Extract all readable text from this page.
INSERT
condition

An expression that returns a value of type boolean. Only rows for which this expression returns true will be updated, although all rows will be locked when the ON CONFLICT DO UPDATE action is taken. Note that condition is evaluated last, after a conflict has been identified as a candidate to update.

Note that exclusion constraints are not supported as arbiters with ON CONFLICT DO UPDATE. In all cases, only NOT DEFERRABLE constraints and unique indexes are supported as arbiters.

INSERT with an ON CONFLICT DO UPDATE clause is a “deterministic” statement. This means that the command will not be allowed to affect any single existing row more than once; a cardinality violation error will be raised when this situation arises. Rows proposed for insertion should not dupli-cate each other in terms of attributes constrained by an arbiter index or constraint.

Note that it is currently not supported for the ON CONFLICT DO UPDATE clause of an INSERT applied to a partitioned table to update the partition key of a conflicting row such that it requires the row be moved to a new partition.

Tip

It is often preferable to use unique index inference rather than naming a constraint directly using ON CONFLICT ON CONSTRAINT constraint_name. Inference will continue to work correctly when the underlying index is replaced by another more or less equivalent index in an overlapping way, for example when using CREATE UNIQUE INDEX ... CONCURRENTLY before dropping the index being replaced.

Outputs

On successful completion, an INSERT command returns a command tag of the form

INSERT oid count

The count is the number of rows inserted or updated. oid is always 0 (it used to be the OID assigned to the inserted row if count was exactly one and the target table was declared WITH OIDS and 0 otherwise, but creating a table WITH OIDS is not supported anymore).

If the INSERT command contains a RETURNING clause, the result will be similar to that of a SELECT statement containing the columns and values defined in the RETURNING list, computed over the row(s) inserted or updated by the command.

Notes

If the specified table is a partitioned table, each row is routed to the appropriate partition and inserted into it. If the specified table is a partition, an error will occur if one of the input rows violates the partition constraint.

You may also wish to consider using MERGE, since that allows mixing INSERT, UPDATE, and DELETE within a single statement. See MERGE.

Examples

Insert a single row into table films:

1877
###
▸ **Task to complete**
Lines holding the word "clause" should be counted across the entries; state only how many there are.

▸ **The completed task**
3